INSTRUCTION: In this exercise, reproduce all the entries that follow exactly.

PROVIDED RECORDS:
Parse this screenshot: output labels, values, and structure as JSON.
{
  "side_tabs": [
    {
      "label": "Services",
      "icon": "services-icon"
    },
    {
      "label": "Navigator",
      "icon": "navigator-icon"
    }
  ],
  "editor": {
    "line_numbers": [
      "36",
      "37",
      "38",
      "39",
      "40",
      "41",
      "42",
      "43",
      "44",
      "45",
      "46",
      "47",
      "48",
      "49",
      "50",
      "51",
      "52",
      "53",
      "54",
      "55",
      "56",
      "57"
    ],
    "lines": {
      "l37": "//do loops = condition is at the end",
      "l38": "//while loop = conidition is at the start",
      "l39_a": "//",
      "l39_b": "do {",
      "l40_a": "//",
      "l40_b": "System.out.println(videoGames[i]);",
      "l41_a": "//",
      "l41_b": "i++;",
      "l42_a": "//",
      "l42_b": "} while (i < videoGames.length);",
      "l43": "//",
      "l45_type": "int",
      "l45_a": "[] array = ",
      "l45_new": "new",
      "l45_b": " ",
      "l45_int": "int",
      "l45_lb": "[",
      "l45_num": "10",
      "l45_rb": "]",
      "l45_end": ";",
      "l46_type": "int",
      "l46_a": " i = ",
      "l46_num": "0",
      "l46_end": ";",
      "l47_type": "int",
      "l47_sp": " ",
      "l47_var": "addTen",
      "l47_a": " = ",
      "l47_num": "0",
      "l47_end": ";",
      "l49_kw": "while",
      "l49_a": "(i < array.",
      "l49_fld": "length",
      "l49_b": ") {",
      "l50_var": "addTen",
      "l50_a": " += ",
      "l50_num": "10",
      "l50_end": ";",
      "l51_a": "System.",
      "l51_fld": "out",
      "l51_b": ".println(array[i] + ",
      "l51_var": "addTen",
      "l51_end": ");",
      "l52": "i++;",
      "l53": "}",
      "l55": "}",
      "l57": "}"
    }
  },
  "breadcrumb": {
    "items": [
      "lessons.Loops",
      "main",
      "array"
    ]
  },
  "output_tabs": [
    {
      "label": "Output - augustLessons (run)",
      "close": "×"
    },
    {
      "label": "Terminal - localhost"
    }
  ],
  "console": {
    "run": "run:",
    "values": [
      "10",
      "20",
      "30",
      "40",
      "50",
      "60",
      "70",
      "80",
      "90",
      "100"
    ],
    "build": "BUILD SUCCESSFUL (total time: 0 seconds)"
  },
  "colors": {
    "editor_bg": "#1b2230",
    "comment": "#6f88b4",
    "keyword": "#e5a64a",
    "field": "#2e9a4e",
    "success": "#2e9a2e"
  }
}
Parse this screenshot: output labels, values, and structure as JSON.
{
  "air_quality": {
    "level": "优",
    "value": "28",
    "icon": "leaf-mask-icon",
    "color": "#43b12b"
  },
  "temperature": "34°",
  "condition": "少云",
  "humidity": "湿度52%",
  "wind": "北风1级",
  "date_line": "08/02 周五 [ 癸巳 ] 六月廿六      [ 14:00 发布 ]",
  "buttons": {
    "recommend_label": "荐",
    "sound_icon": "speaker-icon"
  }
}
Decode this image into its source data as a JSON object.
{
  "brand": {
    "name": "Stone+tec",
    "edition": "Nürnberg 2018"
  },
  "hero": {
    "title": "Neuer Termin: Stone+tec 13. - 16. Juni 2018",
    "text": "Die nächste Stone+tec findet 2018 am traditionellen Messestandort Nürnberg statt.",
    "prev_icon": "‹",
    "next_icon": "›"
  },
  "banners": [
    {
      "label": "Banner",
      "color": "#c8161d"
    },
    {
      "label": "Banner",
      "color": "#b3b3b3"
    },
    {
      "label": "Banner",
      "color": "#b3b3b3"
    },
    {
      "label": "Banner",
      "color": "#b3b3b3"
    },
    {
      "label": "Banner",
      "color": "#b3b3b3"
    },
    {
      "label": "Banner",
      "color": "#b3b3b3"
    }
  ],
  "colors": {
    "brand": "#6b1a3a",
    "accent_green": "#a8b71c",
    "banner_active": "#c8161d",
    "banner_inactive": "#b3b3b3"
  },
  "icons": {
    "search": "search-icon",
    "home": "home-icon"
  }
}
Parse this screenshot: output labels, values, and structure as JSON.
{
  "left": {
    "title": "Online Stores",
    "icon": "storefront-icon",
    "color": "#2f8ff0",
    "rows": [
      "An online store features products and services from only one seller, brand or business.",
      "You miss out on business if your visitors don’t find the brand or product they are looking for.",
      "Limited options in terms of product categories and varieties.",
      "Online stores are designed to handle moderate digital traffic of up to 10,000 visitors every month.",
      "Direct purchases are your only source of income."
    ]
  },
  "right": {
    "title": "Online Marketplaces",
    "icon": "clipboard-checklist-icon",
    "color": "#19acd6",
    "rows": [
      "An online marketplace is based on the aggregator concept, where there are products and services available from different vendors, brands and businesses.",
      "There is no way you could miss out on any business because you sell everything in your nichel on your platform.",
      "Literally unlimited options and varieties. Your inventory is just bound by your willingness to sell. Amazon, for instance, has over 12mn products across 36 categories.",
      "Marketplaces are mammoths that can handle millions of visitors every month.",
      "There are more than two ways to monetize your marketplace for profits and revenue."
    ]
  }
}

RESPONSE TO THIS TASK:
Parse this screenshot: output labels, values, and structure as JSON.
{
  "side_tabs": [
    {
      "label": "Services",
      "icon": "services-icon"
    },
    {
      "label": "Navigator",
      "icon": "navigator-icon"
    }
  ],
  "editor": {
    "line_numbers": [
      "36",
      "37",
      "38",
      "39",
      "40",
      "41",
      "42",
      "43",
      "44",
      "45",
      "46",
      "47",
      "48",
      "49",
      "50",
      "51",
      "52",
      "53",
      "54",
      "55",
      "56",
      "57"
    ],
    "lines": {
      "l37": "//do loops = condition is at the end",
      "l38": "//while loop = conidition is at the start",
      "l39_a": "//",
      "l39_b": "do {",
      "l40_a": "//",
      "l40_b": "System.out.println(videoGames[i]);",
      "l41_a": "//",
      "l41_b": "i++;",
      "l42_a": "//",
      "l42_b": "} while (i < videoGames.length);",
      "l43": "//",
      "l45_type": "int",
      "l45_a": "[] array = ",
      "l45_new": "new",
      "l45_b": " ",
      "l45_int": "int",
      "l45_lb": "[",
      "l45_num": "10",
      "l45_rb": "]",
      "l45_end": ";",
      "l46_type": "int",
      "l46_a": " i = ",
      "l46_num": "0",
      "l46_end": ";",
      "l47_type": "int",
      "l47_sp": " ",
      "l47_var": "addTen",
      "l47_a": " = ",
      "l47_num": "0",
      "l47_end": ";",
      "l49_kw": "while",
      "l49_a": "(i < array.",
      "l49_fld": "length",
      "l49_b": ") {",
      "l50_var": "addTen",
      "l50_a": " += ",
      "l50_num": "10",
      "l50_end": ";",
      "l51_a": "System.",
      "l51_fld": "out",
      "l51_b": ".println(array[i] + ",
      "l51_var": "addTen",
      "l51_end": ");",
      "l52": "i++;",
      "l53": "}",
      "l55": "}",
      "l57": "}"
    }
  },
  "breadcrumb": {
    "items": [
      "lessons.Loops",
      "main",
      "array"
    ]
  },
  "output_tabs": [
    {
      "label": "Output - augustLessons (run)",
      "close": "×"
    },
    {
      "label": "Terminal - localhost"
    }
  ],
  "console": {
    "run": "run:",
    "values": [
      "10",
      "20",
      "30",
      "40",
      "50",
      "60",
      "70",
      "80",
      "90",
      "100"
    ],
    "build": "BUILD SUCCESSFUL (total time: 0 seconds)"
  },
  "colors": {
    "editor_bg": "#1b2230",
    "comment": "#6f88b4",
    "keyword": "#e5a64a",
    "field": "#2e9a4e",
    "success": "#2e9a2e"
  }
}
Parse this screenshot: output labels, values, and structure as JSON.
{
  "air_quality": {
    "level": "优",
    "value": "28",
    "icon": "leaf-mask-icon",
    "color": "#43b12b"
  },
  "temperature": "34°",
  "condition": "少云",
  "humidity": "湿度52%",
  "wind": "北风1级",
  "date_line": "08/02 周五 [ 癸巳 ] 六月廿六      [ 14:00 发布 ]",
  "buttons": {
    "recommend_label": "荐",
    "sound_icon": "speaker-icon"
  }
}
Decode this image into its source data as a JSON object.
{
  "brand": {
    "name": "Stone+tec",
    "edition": "Nürnberg 2018"
  },
  "hero": {
    "title": "Neuer Termin: Stone+tec 13. - 16. Juni 2018",
    "text": "Die nächste Stone+tec findet 2018 am traditionellen Messestandort Nürnberg statt.",
    "prev_icon": "‹",
    "next_icon": "›"
  },
  "banners": [
    {
      "label": "Banner",
      "color": "#c8161d"
    },
    {
      "label": "Banner",
      "color": "#b3b3b3"
    },
    {
      "label": "Banner",
      "color": "#b3b3b3"
    },
    {
      "label": "Banner",
      "color": "#b3b3b3"
    },
    {
      "label": "Banner",
      "color": "#b3b3b3"
    },
    {
      "label": "Banner",
      "color": "#b3b3b3"
    }
  ],
  "colors": {
    "brand": "#6b1a3a",
    "accent_green": "#a8b71c",
    "banner_active": "#c8161d",
    "banner_inactive": "#b3b3b3"
  },
  "icons": {
    "search": "search-icon",
    "home": "home-icon"
  }
}
Parse this screenshot: output labels, values, and structure as JSON.
{
  "left": {
    "title": "Online Stores",
    "icon": "storefront-icon",
    "color": "#2f8ff0",
    "rows": [
      "An online store features products and services from only one seller, brand or business.",
      "You miss out on business if your visitors don’t find the brand or product they are looking for.",
      "Limited options in terms of product categories and varieties.",
      "Online stores are designed to handle moderate digital traffic of up to 10,000 visitors every month.",
      "Direct purchases are your only source of income."
    ]
  },
  "right": {
    "title": "Online Marketplaces",
    "icon": "clipboard-checklist-icon",
    "color": "#19acd6",
    "rows": [
      "An online marketplace is based on the aggregator concept, where there are products and services available from different vendors, brands and businesses.",
      "There is no way you could miss out on any business because you sell everything in your nichel on your platform.",
      "Literally unlimited options and varieties. Your inventory is just bound by your willingness to sell. Amazon, for instance, has over 12mn products across 36 categories.",
      "Marketplaces are mammoths that can handle millions of visitors every month.",
      "There are more than two ways to monetize your marketplace for profits and revenue."
    ]
  }
}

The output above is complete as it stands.